### GOAL OF THE EXERCISE:
Provide only the number of lines in the listing that contain the string "interaction".

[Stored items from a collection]
begin
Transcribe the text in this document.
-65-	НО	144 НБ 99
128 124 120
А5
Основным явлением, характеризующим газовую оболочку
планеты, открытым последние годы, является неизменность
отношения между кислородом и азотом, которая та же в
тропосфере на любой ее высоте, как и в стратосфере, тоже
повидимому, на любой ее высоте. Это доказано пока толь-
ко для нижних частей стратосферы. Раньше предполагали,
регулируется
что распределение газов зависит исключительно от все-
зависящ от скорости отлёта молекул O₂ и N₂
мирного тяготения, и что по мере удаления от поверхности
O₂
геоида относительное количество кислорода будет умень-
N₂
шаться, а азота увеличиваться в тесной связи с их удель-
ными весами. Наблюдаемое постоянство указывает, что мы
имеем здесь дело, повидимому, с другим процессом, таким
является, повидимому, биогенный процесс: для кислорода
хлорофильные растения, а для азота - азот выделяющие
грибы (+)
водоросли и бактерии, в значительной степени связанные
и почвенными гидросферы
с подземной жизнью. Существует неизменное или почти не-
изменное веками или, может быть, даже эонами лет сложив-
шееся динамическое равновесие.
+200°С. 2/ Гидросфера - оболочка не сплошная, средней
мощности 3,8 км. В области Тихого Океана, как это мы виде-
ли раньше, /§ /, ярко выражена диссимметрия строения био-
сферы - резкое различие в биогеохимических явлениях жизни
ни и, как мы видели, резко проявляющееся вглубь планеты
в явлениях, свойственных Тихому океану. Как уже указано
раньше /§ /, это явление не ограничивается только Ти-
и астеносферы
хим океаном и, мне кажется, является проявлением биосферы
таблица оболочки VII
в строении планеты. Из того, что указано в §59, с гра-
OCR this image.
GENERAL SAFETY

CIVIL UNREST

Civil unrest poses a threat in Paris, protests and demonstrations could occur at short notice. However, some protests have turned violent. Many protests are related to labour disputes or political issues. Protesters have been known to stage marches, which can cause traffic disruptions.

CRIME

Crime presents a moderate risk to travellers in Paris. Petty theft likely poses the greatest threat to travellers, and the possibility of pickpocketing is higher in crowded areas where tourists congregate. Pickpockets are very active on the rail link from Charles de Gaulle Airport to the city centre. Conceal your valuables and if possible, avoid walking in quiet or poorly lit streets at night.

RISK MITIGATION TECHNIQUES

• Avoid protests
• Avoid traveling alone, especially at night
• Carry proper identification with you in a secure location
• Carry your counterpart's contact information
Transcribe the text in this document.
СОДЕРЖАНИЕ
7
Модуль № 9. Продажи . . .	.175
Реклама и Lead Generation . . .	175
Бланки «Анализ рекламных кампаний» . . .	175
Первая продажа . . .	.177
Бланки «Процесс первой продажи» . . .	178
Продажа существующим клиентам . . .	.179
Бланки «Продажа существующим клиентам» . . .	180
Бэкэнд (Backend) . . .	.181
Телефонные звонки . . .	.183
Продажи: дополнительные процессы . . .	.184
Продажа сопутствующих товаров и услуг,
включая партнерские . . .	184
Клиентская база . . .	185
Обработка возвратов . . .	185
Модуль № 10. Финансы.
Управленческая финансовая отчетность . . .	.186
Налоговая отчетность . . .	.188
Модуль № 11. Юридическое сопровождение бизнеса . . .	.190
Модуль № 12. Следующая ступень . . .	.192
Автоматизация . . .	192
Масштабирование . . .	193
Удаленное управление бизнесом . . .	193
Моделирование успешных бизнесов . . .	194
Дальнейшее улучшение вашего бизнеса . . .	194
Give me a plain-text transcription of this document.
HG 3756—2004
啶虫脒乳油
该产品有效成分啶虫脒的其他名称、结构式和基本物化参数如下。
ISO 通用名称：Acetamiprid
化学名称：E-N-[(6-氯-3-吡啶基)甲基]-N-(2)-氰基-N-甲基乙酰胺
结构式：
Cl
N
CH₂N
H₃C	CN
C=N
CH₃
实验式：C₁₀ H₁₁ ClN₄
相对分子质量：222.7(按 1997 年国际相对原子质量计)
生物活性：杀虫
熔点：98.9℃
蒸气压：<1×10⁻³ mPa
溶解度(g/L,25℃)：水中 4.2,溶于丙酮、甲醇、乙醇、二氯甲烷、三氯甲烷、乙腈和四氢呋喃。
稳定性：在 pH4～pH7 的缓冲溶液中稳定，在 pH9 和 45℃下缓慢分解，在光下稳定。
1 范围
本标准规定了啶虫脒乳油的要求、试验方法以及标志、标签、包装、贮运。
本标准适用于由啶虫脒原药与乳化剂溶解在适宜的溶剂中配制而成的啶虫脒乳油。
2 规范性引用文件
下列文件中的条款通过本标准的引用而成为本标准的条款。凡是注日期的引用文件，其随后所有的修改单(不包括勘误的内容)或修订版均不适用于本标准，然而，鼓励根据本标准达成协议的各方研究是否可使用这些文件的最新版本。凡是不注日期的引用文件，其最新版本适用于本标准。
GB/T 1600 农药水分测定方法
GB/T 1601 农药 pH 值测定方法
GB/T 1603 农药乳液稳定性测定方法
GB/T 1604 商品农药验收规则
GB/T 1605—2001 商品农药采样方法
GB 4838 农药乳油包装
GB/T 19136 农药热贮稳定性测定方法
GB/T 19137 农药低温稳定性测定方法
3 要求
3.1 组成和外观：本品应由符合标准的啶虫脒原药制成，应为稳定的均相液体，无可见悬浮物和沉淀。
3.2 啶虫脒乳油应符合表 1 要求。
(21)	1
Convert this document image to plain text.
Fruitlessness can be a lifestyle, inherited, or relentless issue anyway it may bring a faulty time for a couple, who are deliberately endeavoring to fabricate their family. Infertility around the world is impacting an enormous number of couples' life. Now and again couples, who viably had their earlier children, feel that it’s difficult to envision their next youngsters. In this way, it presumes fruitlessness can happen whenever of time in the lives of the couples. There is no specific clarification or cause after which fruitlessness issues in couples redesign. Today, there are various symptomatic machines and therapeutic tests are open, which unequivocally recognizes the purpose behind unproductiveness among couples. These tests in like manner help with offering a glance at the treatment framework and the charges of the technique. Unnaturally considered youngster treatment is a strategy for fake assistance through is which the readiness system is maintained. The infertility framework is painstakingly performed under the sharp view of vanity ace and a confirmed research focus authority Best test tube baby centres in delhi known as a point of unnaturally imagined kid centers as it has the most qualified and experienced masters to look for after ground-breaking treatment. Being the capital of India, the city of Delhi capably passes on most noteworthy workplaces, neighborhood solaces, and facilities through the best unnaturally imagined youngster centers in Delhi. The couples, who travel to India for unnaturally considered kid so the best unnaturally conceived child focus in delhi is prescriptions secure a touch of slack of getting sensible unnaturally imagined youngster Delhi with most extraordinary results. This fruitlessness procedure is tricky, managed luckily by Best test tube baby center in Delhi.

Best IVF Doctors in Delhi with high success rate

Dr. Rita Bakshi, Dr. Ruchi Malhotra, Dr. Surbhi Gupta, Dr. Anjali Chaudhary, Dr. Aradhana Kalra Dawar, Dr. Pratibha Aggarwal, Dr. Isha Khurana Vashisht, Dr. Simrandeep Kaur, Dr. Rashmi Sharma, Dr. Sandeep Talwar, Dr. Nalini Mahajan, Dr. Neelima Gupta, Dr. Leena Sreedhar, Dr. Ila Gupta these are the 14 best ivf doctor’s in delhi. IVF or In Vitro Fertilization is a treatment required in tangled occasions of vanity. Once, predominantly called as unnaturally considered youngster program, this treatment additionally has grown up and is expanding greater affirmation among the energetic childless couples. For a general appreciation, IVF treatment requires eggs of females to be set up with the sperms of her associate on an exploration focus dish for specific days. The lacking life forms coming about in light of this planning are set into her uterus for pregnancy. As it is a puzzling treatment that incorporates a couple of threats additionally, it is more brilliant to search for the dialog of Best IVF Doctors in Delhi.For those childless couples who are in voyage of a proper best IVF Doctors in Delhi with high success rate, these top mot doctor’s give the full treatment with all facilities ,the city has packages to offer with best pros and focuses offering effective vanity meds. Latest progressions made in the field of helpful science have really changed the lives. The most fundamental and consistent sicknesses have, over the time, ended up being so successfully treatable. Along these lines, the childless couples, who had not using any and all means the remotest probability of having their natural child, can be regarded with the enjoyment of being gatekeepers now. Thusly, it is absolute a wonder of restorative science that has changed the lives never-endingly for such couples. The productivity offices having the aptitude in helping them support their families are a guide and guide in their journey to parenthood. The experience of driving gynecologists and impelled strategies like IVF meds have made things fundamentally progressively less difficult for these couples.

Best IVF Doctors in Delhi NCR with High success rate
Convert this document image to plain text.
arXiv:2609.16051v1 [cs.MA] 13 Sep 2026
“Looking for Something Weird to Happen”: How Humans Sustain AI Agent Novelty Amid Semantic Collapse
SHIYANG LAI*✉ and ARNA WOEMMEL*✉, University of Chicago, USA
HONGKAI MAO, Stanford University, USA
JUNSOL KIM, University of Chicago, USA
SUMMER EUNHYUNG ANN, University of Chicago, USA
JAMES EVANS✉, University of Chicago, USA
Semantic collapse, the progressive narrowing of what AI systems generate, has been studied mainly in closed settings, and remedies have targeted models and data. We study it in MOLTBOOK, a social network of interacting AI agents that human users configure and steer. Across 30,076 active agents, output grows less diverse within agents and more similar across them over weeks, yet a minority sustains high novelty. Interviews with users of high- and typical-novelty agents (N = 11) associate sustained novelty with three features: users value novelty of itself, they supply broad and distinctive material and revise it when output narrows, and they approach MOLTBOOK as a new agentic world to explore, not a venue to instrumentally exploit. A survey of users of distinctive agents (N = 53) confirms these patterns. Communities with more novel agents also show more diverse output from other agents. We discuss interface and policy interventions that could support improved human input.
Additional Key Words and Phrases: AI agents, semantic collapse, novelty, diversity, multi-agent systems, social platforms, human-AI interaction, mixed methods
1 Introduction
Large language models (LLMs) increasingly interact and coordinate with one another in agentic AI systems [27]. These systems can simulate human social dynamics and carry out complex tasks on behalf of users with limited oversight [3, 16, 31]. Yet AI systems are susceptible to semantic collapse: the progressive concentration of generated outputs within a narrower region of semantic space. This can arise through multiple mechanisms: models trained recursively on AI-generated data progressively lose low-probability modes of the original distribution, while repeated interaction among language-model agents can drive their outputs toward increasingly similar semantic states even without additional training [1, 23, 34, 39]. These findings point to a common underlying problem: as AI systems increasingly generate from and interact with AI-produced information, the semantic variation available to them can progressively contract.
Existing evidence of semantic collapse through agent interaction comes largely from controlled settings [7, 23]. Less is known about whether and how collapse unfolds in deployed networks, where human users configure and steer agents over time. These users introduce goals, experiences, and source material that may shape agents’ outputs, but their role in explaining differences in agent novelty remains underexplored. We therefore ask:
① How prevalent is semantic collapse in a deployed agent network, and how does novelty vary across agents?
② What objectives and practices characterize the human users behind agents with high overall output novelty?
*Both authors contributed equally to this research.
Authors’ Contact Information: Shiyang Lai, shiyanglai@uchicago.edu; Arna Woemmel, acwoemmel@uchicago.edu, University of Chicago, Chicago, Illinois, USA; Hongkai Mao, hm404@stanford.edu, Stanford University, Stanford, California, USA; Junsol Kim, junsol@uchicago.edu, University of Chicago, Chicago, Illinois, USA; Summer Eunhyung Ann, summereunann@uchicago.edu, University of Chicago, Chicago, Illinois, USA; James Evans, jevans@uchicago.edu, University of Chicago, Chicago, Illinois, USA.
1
end
### ANSWER TO THIS PROBLEM:
3